───── EXERCISE MATERIALS

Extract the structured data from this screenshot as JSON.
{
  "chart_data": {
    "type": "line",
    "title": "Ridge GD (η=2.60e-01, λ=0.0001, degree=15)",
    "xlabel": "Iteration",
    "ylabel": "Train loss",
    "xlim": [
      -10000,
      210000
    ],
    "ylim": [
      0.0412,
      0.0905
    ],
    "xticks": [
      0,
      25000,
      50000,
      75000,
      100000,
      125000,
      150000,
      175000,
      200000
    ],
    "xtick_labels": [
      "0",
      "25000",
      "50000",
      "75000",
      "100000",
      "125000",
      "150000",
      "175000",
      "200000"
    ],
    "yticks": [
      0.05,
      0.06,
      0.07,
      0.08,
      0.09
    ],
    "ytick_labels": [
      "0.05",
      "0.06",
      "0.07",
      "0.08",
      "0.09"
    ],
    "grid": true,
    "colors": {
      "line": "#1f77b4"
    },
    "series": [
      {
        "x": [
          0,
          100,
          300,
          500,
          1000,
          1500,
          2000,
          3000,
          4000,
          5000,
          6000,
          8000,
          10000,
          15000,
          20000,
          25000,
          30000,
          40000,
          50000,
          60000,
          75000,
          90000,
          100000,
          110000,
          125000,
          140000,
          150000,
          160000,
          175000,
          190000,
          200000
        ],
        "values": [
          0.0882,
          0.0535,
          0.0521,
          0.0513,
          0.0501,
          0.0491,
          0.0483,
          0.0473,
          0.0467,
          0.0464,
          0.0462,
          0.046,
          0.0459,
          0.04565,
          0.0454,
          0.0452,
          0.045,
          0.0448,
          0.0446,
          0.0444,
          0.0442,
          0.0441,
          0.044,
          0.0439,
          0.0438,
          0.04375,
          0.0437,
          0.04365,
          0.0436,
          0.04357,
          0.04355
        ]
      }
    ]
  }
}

──────────

Using the data above, repeat every line exactly.

Extract the structured data from this screenshot as JSON.
{
  "chart_data": {
    "type": "line",
    "title": "Ridge GD (η=2.60e-01, λ=0.0001, degree=15)",
    "xlabel": "Iteration",
    "ylabel": "Train loss",
    "xlim": [
      -10000,
      210000
    ],
    "ylim": [
      0.0412,
      0.0905
    ],
    "xticks": [
      0,
      25000,
      50000,
      75000,
      100000,
      125000,
      150000,
      175000,
      200000
    ],
    "xtick_labels": [
      "0",
      "25000",
      "50000",
      "75000",
      "100000",
      "125000",
      "150000",
      "175000",
      "200000"
    ],
    "yticks": [
      0.05,
      0.06,
      0.07,
      0.08,
      0.09
    ],
    "ytick_labels": [
      "0.05",
      "0.06",
      "0.07",
      "0.08",
      "0.09"
    ],
    "grid": true,
    "colors": {
      "line": "#1f77b4"
    },
    "series": [
      {
        "x": [
          0,
          100,
          300,
          500,
          1000,
          1500,
          2000,
          3000,
          4000,
          5000,
          6000,
          8000,
          10000,
          15000,
          20000,
          25000,
          30000,
          40000,
          50000,
          60000,
          75000,
          90000,
          100000,
          110000,
          125000,
          140000,
          150000,
          160000,
          175000,
          190000,
          200000
        ],
        "values": [
          0.0882,
          0.0535,
          0.0521,
          0.0513,
          0.0501,
          0.0491,
          0.0483,
          0.0473,
          0.0467,
          0.0464,
          0.0462,
          0.046,
          0.0459,
          0.04565,
          0.0454,
          0.0452,
          0.045,
          0.0448,
          0.0446,
          0.0444,
          0.0442,
          0.0441,
          0.044,
          0.0439,
          0.0438,
          0.04375,
          0.0437,
          0.04365,
          0.0436,
          0.04357,
          0.04355
        ]
      }
    ]
  }
}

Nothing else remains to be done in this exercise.